What you need to do – Print, exactly and completely, every entry in the data.

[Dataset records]
_ _ _ _

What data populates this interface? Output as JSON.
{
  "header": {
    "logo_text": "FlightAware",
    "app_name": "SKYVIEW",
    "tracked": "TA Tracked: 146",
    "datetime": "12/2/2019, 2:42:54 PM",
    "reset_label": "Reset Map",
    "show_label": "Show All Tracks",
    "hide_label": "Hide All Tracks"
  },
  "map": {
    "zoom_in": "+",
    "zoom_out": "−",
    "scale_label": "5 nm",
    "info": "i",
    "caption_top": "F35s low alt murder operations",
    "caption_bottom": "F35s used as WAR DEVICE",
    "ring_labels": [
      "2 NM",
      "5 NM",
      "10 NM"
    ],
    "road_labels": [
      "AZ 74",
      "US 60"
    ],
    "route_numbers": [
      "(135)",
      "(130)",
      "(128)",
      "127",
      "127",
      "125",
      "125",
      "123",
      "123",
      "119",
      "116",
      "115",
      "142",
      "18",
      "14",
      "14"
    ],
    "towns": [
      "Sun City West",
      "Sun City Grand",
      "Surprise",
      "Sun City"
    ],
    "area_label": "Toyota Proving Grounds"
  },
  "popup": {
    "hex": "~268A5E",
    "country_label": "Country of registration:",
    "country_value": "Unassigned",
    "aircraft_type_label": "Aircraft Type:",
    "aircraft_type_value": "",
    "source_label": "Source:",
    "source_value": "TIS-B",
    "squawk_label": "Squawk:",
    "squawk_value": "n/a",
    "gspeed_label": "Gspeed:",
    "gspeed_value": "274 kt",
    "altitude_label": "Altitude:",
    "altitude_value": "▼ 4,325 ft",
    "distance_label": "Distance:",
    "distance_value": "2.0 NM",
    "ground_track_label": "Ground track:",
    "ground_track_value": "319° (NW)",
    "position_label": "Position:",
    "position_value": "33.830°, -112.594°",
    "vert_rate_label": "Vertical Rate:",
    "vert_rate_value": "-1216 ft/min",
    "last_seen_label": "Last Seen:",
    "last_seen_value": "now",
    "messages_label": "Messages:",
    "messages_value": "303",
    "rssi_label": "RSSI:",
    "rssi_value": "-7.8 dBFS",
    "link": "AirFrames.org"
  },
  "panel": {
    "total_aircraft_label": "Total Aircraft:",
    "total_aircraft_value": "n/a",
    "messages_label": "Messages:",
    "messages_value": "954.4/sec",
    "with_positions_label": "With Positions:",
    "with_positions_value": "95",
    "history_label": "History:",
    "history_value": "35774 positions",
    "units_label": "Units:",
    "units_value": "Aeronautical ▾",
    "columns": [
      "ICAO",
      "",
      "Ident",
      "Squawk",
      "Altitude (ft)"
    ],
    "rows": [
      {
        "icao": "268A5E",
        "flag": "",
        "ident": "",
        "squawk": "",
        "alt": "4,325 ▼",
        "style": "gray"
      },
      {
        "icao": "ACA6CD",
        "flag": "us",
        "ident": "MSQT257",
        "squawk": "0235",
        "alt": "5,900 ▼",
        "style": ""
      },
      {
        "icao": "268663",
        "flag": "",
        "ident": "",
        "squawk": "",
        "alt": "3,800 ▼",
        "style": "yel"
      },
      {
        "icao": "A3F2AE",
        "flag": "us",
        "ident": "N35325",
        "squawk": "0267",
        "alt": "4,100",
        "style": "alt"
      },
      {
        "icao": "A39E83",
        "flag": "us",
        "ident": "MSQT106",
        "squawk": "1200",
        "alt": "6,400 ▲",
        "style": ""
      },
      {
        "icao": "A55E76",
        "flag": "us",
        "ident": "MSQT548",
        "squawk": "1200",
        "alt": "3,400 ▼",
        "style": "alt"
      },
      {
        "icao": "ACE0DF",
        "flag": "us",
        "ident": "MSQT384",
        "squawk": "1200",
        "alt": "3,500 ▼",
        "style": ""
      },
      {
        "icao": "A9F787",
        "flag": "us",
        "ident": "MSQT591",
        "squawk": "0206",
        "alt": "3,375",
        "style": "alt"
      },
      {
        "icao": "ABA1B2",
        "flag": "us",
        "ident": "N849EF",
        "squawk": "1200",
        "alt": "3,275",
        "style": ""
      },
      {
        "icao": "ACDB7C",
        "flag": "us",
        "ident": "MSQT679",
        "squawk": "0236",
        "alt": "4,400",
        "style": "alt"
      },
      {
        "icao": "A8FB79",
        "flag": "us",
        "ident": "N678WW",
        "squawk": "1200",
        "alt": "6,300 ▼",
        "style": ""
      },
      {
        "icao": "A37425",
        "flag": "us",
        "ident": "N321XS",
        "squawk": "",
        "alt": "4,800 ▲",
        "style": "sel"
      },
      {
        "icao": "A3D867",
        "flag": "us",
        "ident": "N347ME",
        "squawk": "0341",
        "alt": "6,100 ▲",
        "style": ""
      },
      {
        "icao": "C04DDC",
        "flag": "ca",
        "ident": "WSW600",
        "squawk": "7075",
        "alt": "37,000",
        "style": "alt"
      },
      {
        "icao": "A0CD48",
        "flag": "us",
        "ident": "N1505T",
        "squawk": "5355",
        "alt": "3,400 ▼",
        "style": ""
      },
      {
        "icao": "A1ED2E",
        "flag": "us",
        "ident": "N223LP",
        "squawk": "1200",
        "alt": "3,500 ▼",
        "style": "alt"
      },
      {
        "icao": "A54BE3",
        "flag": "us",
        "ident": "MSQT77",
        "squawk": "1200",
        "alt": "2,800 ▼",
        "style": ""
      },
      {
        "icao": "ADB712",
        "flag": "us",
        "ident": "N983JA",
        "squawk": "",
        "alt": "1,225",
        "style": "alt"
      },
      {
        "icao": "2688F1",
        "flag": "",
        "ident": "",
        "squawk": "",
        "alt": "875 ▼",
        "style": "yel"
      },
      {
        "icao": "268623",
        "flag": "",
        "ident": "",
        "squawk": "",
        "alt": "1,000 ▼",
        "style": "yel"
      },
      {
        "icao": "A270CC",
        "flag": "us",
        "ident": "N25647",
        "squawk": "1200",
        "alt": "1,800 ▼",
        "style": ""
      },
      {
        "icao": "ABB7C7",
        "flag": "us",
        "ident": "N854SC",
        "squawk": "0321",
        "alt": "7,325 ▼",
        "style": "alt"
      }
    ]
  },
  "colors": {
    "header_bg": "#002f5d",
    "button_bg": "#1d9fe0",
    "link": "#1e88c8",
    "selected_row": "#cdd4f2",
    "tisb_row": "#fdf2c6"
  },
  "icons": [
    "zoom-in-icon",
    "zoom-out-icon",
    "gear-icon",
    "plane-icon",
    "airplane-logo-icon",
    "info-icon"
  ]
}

_ _ _ _

Full answer –
What data populates this interface? Output as JSON.
{
  "header": {
    "logo_text": "FlightAware",
    "app_name": "SKYVIEW",
    "tracked": "TA Tracked: 146",
    "datetime": "12/2/2019, 2:42:54 PM",
    "reset_label": "Reset Map",
    "show_label": "Show All Tracks",
    "hide_label": "Hide All Tracks"
  },
  "map": {
    "zoom_in": "+",
    "zoom_out": "−",
    "scale_label": "5 nm",
    "info": "i",
    "caption_top": "F35s low alt murder operations",
    "caption_bottom": "F35s used as WAR DEVICE",
    "ring_labels": [
      "2 NM",
      "5 NM",
      "10 NM"
    ],
    "road_labels": [
      "AZ 74",
      "US 60"
    ],
    "route_numbers": [
      "(135)",
      "(130)",
      "(128)",
      "127",
      "127",
      "125",
      "125",
      "123",
      "123",
      "119",
      "116",
      "115",
      "142",
      "18",
      "14",
      "14"
    ],
    "towns": [
      "Sun City West",
      "Sun City Grand",
      "Surprise",
      "Sun City"
    ],
    "area_label": "Toyota Proving Grounds"
  },
  "popup": {
    "hex": "~268A5E",
    "country_label": "Country of registration:",
    "country_value": "Unassigned",
    "aircraft_type_label": "Aircraft Type:",
    "aircraft_type_value": "",
    "source_label": "Source:",
    "source_value": "TIS-B",
    "squawk_label": "Squawk:",
    "squawk_value": "n/a",
    "gspeed_label": "Gspeed:",
    "gspeed_value": "274 kt",
    "altitude_label": "Altitude:",
    "altitude_value": "▼ 4,325 ft",
    "distance_label": "Distance:",
    "distance_value": "2.0 NM",
    "ground_track_label": "Ground track:",
    "ground_track_value": "319° (NW)",
    "position_label": "Position:",
    "position_value": "33.830°, -112.594°",
    "vert_rate_label": "Vertical Rate:",
    "vert_rate_value": "-1216 ft/min",
    "last_seen_label": "Last Seen:",
    "last_seen_value": "now",
    "messages_label": "Messages:",
    "messages_value": "303",
    "rssi_label": "RSSI:",
    "rssi_value": "-7.8 dBFS",
    "link": "AirFrames.org"
  },
  "panel": {
    "total_aircraft_label": "Total Aircraft:",
    "total_aircraft_value": "n/a",
    "messages_label": "Messages:",
    "messages_value": "954.4/sec",
    "with_positions_label": "With Positions:",
    "with_positions_value": "95",
    "history_label": "History:",
    "history_value": "35774 positions",
    "units_label": "Units:",
    "units_value": "Aeronautical ▾",
    "columns": [
      "ICAO",
      "",
      "Ident",
      "Squawk",
      "Altitude (ft)"
    ],
    "rows": [
      {
        "icao": "268A5E",
        "flag": "",
        "ident": "",
        "squawk": "",
        "alt": "4,325 ▼",
        "style": "gray"
      },
      {
        "icao": "ACA6CD",
        "flag": "us",
        "ident": "MSQT257",
        "squawk": "0235",
        "alt": "5,900 ▼",
        "style": ""
      },
      {
        "icao": "268663",
        "flag": "",
        "ident": "",
        "squawk": "",
        "alt": "3,800 ▼",
        "style": "yel"
      },
      {
        "icao": "A3F2AE",
        "flag": "us",
        "ident": "N35325",
        "squawk": "0267",
        "alt": "4,100",
        "style": "alt"
      },
      {
        "icao": "A39E83",
        "flag": "us",
        "ident": "MSQT106",
        "squawk": "1200",
        "alt": "6,400 ▲",
        "style": ""
      },
      {
        "icao": "A55E76",
        "flag": "us",
        "ident": "MSQT548",
        "squawk": "1200",
        "alt": "3,400 ▼",
        "style": "alt"
      },
      {
        "icao": "ACE0DF",
        "flag": "us",
        "ident": "MSQT384",
        "squawk": "1200",
        "alt": "3,500 ▼",
        "style": ""
      },
      {
        "icao": "A9F787",
        "flag": "us",
        "ident": "MSQT591",
        "squawk": "0206",
        "alt": "3,375",
        "style": "alt"
      },
      {
        "icao": "ABA1B2",
        "flag": "us",
        "ident": "N849EF",
        "squawk": "1200",
        "alt": "3,275",
        "style": ""
      },
      {
        "icao": "ACDB7C",
        "flag": "us",
        "ident": "MSQT679",
        "squawk": "0236",
        "alt": "4,400",
        "style": "alt"
      },
      {
        "icao": "A8FB79",
        "flag": "us",
        "ident": "N678WW",
        "squawk": "1200",
        "alt": "6,300 ▼",
        "style": ""
      },
      {
        "icao": "A37425",
        "flag": "us",
        "ident": "N321XS",
        "squawk": "",
        "alt": "4,800 ▲",
        "style": "sel"
      },
      {
        "icao": "A3D867",
        "flag": "us",
        "ident": "N347ME",
        "squawk": "0341",
        "alt": "6,100 ▲",
        "style": ""
      },
      {
        "icao": "C04DDC",
        "flag": "ca",
        "ident": "WSW600",
        "squawk": "7075",
        "alt": "37,000",
        "style": "alt"
      },
      {
        "icao": "A0CD48",
        "flag": "us",
        "ident": "N1505T",
        "squawk": "5355",
        "alt": "3,400 ▼",
        "style": ""
      },
      {
        "icao": "A1ED2E",
        "flag": "us",
        "ident": "N223LP",
        "squawk": "1200",
        "alt": "3,500 ▼",
        "style": "alt"
      },
      {
        "icao": "A54BE3",
        "flag": "us",
        "ident": "MSQT77",
        "squawk": "1200",
        "alt": "2,800 ▼",
        "style": ""
      },
      {
        "icao": "ADB712",
        "flag": "us",
        "ident": "N983JA",
        "squawk": "",
        "alt": "1,225",
        "style": "alt"
      },
      {
        "icao": "2688F1",
        "flag": "",
        "ident": "",
        "squawk": "",
        "alt": "875 ▼",
        "style": "yel"
      },
      {
        "icao": "268623",
        "flag": "",
        "ident": "",
        "squawk": "",
        "alt": "1,000 ▼",
        "style": "yel"
      },
      {
        "icao": "A270CC",
        "flag": "us",
        "ident": "N25647",
        "squawk": "1200",
        "alt": "1,800 ▼",
        "style": ""
      },
      {
        "icao": "ABB7C7",
        "flag": "us",
        "ident": "N854SC",
        "squawk": "0321",
        "alt": "7,325 ▼",
        "style": "alt"
      }
    ]
  },
  "colors": {
    "header_bg": "#002f5d",
    "button_bg": "#1d9fe0",
    "link": "#1e88c8",
    "selected_row": "#cdd4f2",
    "tisb_row": "#fdf2c6"
  },
  "icons": [
    "zoom-in-icon",
    "zoom-out-icon",
    "gear-icon",
    "plane-icon",
    "airplane-logo-icon",
    "info-icon"
  ]
}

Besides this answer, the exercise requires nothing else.